──────── Dataset records
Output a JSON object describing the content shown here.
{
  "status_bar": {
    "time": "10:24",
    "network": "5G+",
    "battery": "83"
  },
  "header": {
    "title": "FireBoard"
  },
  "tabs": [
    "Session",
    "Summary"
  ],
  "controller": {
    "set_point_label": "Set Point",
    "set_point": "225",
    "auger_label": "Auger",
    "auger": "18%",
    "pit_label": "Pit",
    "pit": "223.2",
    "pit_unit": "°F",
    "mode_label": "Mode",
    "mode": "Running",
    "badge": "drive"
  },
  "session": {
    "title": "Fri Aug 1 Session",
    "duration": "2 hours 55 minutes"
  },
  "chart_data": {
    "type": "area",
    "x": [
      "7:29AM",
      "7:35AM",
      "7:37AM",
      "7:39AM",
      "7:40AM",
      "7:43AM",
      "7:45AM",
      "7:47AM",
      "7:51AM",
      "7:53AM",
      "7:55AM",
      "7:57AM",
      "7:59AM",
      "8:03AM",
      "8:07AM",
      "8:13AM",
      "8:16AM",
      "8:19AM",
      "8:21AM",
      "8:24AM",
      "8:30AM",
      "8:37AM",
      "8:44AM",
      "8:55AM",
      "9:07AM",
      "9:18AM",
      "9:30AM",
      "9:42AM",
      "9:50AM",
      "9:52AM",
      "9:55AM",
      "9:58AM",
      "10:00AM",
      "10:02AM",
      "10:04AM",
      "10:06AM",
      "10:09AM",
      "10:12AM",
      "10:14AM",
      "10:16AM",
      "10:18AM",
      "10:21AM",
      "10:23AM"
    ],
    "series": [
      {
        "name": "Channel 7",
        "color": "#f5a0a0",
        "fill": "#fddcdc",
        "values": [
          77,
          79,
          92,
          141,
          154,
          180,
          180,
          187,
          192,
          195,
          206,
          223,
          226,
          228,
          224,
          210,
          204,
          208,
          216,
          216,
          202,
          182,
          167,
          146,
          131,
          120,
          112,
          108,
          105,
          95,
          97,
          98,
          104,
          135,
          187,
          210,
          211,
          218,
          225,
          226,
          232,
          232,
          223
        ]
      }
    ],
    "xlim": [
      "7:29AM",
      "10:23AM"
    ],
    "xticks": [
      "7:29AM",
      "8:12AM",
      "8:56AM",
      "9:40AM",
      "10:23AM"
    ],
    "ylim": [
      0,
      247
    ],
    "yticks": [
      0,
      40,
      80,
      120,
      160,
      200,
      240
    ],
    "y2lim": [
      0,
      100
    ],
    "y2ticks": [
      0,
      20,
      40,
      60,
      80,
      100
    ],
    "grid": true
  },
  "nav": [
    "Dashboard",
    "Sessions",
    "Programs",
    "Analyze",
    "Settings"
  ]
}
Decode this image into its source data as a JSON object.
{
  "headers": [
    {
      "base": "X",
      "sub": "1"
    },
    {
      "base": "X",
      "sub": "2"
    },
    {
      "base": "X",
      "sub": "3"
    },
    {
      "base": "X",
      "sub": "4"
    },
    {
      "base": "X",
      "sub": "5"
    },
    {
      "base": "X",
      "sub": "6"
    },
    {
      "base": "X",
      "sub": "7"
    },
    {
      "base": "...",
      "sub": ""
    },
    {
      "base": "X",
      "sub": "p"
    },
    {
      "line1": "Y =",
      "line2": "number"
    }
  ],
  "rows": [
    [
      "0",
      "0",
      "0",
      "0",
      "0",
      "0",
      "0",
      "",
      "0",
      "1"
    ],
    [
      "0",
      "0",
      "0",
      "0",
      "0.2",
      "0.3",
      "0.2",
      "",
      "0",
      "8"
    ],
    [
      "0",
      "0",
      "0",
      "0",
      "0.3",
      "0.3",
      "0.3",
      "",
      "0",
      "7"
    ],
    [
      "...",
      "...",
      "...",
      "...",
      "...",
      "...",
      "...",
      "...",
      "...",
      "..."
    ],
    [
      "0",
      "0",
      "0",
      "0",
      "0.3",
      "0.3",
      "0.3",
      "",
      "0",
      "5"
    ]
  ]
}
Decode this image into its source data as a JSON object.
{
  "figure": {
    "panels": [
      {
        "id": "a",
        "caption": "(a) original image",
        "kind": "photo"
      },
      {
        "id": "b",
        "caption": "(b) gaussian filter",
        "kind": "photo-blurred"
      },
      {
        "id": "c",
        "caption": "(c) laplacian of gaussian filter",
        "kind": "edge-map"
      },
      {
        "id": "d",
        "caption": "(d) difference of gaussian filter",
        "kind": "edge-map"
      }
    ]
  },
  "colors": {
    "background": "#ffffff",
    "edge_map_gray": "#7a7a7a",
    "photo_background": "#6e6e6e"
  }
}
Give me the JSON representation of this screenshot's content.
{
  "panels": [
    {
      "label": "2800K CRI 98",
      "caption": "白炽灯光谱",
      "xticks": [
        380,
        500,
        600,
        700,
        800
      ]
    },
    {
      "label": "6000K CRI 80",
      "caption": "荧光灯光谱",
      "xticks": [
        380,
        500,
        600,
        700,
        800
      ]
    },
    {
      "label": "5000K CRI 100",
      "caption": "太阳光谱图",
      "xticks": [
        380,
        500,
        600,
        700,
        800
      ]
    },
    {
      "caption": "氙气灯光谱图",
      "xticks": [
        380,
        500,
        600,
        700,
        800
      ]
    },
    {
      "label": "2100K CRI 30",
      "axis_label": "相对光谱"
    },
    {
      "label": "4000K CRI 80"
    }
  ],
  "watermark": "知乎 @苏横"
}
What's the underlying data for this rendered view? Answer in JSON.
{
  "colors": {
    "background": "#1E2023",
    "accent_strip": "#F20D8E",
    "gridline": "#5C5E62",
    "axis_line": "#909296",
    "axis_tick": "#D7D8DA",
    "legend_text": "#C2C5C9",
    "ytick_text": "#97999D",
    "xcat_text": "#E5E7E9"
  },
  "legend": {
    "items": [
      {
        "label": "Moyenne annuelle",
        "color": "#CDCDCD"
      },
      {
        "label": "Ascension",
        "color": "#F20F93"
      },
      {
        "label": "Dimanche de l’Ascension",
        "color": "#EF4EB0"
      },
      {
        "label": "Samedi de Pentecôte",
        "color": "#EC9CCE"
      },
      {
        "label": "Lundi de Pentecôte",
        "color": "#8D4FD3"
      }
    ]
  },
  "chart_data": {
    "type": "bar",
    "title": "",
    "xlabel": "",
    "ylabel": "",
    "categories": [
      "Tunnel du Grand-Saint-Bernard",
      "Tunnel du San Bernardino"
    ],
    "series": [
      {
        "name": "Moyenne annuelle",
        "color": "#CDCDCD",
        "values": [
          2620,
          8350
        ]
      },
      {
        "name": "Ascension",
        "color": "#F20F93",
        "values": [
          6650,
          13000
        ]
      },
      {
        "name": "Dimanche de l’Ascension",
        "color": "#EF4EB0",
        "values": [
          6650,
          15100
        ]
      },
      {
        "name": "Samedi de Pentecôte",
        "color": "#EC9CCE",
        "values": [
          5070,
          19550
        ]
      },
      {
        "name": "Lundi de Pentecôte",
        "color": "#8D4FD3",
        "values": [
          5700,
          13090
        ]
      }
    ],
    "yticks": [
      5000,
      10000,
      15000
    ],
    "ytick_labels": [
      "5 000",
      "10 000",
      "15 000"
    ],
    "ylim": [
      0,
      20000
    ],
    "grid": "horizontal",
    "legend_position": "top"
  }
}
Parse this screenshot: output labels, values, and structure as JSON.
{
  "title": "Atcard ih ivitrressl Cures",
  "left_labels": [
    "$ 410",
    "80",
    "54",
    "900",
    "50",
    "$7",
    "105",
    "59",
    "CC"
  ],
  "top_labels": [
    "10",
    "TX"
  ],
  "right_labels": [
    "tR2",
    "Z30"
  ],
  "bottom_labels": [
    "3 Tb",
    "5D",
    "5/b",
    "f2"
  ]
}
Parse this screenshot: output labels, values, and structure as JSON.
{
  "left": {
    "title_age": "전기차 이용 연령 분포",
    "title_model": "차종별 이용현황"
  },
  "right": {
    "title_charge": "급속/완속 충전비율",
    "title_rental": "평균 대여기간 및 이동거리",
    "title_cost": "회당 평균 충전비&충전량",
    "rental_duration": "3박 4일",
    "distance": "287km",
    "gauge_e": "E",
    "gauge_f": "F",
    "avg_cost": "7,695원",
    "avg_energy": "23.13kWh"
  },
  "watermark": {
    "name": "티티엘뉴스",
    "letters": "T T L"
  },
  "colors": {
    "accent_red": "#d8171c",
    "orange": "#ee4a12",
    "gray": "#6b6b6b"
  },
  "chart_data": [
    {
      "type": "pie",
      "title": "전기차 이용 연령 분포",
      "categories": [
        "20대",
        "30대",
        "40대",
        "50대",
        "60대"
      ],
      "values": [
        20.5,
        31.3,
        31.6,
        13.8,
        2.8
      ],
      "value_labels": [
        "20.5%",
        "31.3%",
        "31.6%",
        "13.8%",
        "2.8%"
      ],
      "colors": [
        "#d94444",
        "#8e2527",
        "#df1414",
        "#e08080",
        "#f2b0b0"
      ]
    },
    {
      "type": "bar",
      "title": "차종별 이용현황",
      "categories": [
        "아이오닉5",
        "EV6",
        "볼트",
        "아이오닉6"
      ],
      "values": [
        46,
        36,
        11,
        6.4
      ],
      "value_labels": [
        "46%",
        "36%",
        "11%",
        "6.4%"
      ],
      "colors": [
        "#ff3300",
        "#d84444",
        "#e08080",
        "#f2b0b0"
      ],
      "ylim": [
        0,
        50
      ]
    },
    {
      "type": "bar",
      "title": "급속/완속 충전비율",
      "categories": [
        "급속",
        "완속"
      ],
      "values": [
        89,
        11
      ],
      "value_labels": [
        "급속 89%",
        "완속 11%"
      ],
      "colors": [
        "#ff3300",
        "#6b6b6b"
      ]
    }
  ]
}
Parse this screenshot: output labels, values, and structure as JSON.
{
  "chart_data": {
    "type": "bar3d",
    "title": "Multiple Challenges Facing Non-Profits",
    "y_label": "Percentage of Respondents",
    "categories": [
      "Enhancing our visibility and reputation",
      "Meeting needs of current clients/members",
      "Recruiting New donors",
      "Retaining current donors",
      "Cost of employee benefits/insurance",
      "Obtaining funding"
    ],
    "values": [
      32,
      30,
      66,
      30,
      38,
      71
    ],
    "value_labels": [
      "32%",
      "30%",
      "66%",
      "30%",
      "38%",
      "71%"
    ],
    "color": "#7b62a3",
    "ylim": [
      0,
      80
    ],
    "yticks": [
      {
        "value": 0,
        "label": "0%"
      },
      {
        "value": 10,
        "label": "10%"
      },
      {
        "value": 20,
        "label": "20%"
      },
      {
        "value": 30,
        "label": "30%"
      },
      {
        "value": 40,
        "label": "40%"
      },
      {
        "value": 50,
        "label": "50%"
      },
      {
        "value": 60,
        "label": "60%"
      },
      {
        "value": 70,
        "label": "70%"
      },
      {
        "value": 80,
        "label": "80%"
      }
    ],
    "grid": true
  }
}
────────────────
Write the number of lines containing the word "Ascension" and nothing besides it.

#### [Full response]
4